===== Available data

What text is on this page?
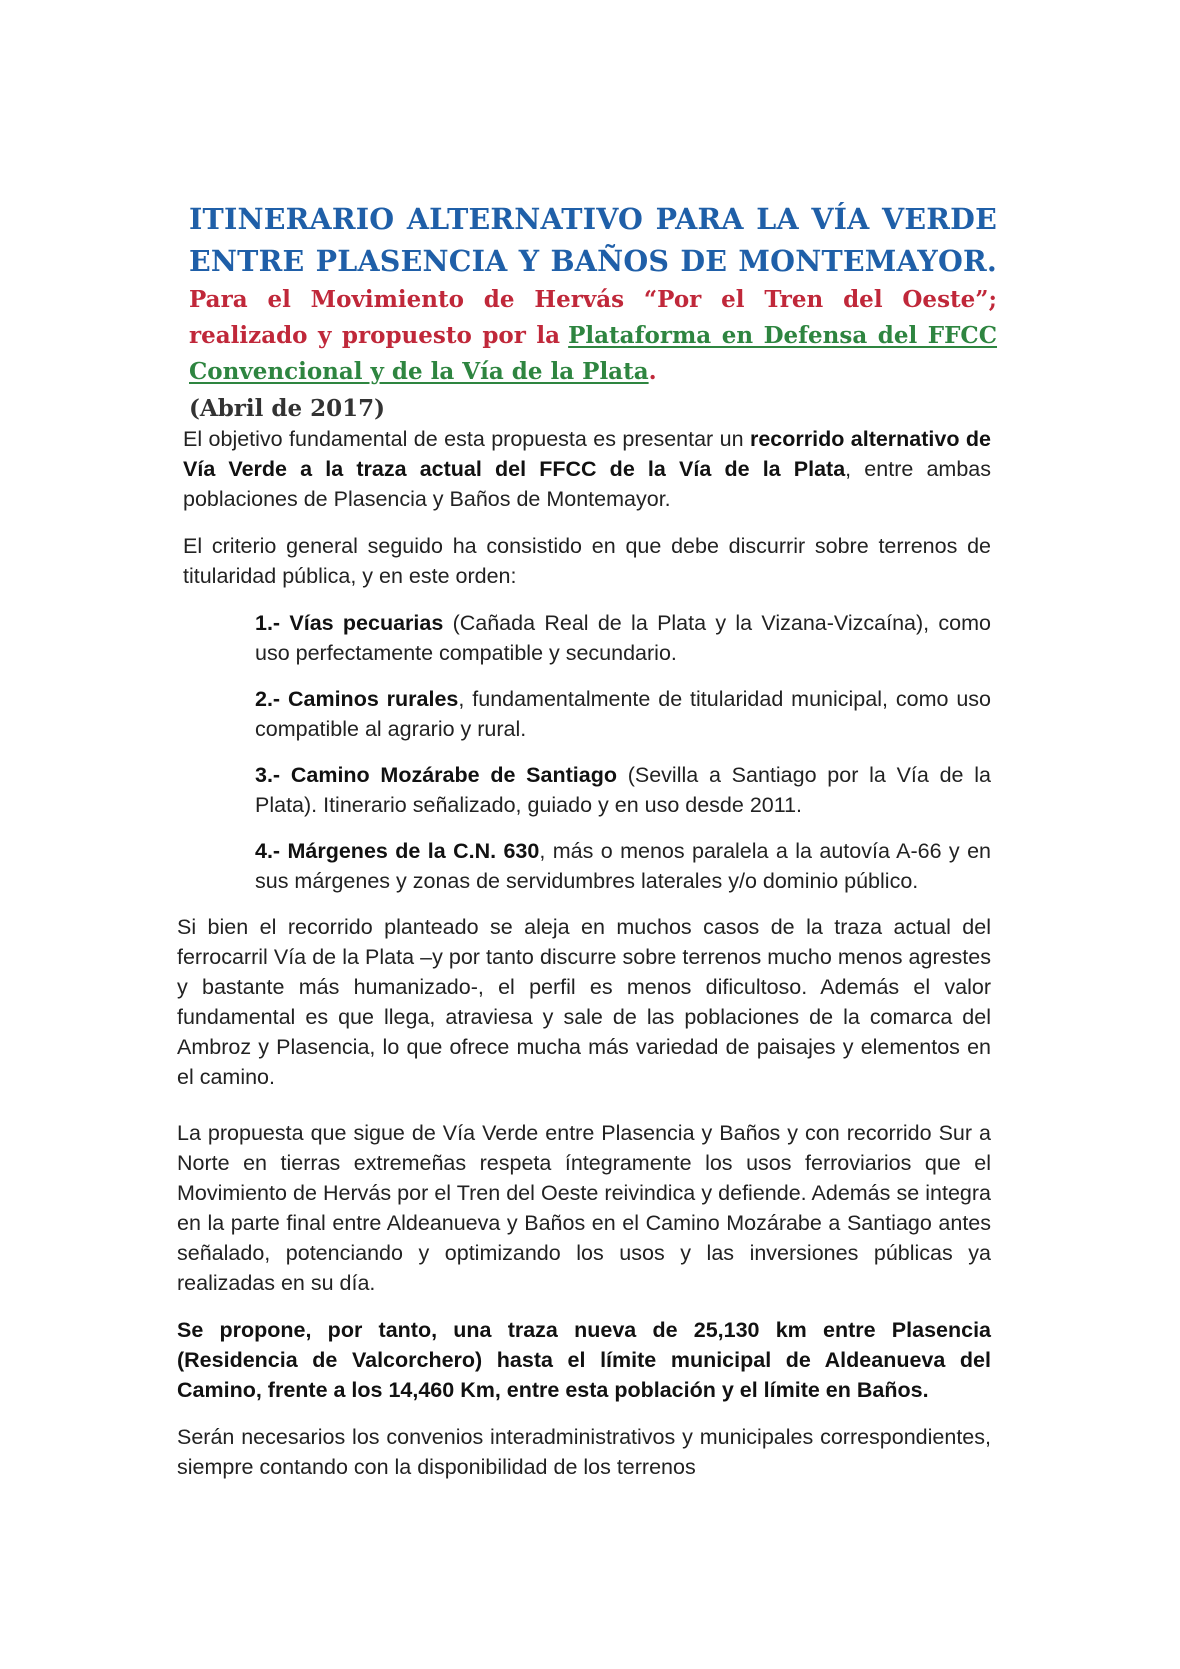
ITINERARIO ALTERNATIVO PARA LA VÍA VERDE ENTRE PLASENCIA Y BAÑOS DE MONTEMAYOR. Para el Movimiento de Hervás “Por el Tren del Oeste”; realizado y propuesto por la Plataforma en Defensa del FFCC Convencional y de la Vía de la Plata.
(Abril de 2017)

El objetivo fundamental de esta propuesta es presentar un recorrido alternativo de Vía Verde a la traza actual del FFCC de la Vía de la Plata, entre ambas poblaciones de Plasencia y Baños de Montemayor.

El criterio general seguido ha consistido en que debe discurrir sobre terrenos de titularidad pública, y en este orden:

1.- Vías pecuarias (Cañada Real de la Plata y la Vizana-Vizcaína), como uso perfectamente compatible y secundario.

2.- Caminos rurales, fundamentalmente de titularidad municipal, como uso compatible al agrario y rural.

3.- Camino Mozárabe de Santiago (Sevilla a Santiago por la Vía de la Plata). Itinerario señalizado, guiado y en uso desde 2011.

4.- Márgenes de la C.N. 630, más o menos paralela a la autovía A-66 y en sus márgenes y zonas de servidumbres laterales y/o dominio público.

Si bien el recorrido planteado se aleja en muchos casos de la traza actual del ferrocarril Vía de la Plata –y por tanto discurre sobre terrenos mucho menos agrestes y bastante más humanizado-, el perfil es menos dificultoso. Además el valor fundamental es que llega, atraviesa y sale de las poblaciones de la comarca del Ambroz y Plasencia, lo que ofrece mucha más variedad de paisajes y elementos en el camino.

La propuesta que sigue de Vía Verde entre Plasencia y Baños y con recorrido Sur a Norte en tierras extremeñas respeta íntegramente los usos ferroviarios que el Movimiento de Hervás por el Tren del Oeste reivindica y defiende. Además se integra en la parte final entre Aldeanueva y Baños en el Camino Mozárabe a Santiago antes señalado, potenciando y optimizando los usos y las inversiones públicas ya realizadas en su día.

Se propone, por tanto, una traza nueva de 25,130 km entre Plasencia (Residencia de Valcorchero) hasta el límite municipal de Aldeanueva del Camino, frente a los 14,460 Km, entre esta población y el límite en Baños.

Serán necesarios los convenios interadministrativos y municipales correspondientes, siempre contando con la disponibilidad de los terrenos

==========

→ **Activity**
Restate the material word for word, minus pictures.

→ **Answer for the task**
What text is on this page?
ITINERARIO ALTERNATIVO PARA LA VÍA VERDE ENTRE PLASENCIA Y BAÑOS DE MONTEMAYOR. Para el Movimiento de Hervás “Por el Tren del Oeste”; realizado y propuesto por la Plataforma en Defensa del FFCC Convencional y de la Vía de la Plata.
(Abril de 2017)

El objetivo fundamental de esta propuesta es presentar un recorrido alternativo de Vía Verde a la traza actual del FFCC de la Vía de la Plata, entre ambas poblaciones de Plasencia y Baños de Montemayor.

El criterio general seguido ha consistido en que debe discurrir sobre terrenos de titularidad pública, y en este orden:

1.- Vías pecuarias (Cañada Real de la Plata y la Vizana-Vizcaína), como uso perfectamente compatible y secundario.

2.- Caminos rurales, fundamentalmente de titularidad municipal, como uso compatible al agrario y rural.

3.- Camino Mozárabe de Santiago (Sevilla a Santiago por la Vía de la Plata). Itinerario señalizado, guiado y en uso desde 2011.

4.- Márgenes de la C.N. 630, más o menos paralela a la autovía A-66 y en sus márgenes y zonas de servidumbres laterales y/o dominio público.

Si bien el recorrido planteado se aleja en muchos casos de la traza actual del ferrocarril Vía de la Plata –y por tanto discurre sobre terrenos mucho menos agrestes y bastante más humanizado-, el perfil es menos dificultoso. Además el valor fundamental es que llega, atraviesa y sale de las poblaciones de la comarca del Ambroz y Plasencia, lo que ofrece mucha más variedad de paisajes y elementos en el camino.

La propuesta que sigue de Vía Verde entre Plasencia y Baños y con recorrido Sur a Norte en tierras extremeñas respeta íntegramente los usos ferroviarios que el Movimiento de Hervás por el Tren del Oeste reivindica y defiende. Además se integra en la parte final entre Aldeanueva y Baños en el Camino Mozárabe a Santiago antes señalado, potenciando y optimizando los usos y las inversiones públicas ya realizadas en su día.

Se propone, por tanto, una traza nueva de 25,130 km entre Plasencia (Residencia de Valcorchero) hasta el límite municipal de Aldeanueva del Camino, frente a los 14,460 Km, entre esta población y el límite en Baños.

Serán necesarios los convenios interadministrativos y municipales correspondientes, siempre contando con la disponibilidad de los terrenos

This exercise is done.